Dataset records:
>> START
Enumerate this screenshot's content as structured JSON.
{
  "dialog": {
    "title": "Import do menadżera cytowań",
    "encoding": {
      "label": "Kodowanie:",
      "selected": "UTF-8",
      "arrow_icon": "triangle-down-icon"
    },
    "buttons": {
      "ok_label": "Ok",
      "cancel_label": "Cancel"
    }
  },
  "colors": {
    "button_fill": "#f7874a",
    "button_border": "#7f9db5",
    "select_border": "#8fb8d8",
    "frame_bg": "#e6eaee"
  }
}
>> END
PROBLEM REQUIREMENTS:
Transcribe all of the lines in the records precisely.

RESPONSE FOR THIS EXERCISE:
Enumerate this screenshot's content as structured JSON.
{
  "dialog": {
    "title": "Import do menadżera cytowań",
    "encoding": {
      "label": "Kodowanie:",
      "selected": "UTF-8",
      "arrow_icon": "triangle-down-icon"
    },
    "buttons": {
      "ok_label": "Ok",
      "cancel_label": "Cancel"
    }
  },
  "colors": {
    "button_fill": "#f7874a",
    "button_border": "#7f9db5",
    "select_border": "#8fb8d8",
    "frame_bg": "#e6eaee"
  }
}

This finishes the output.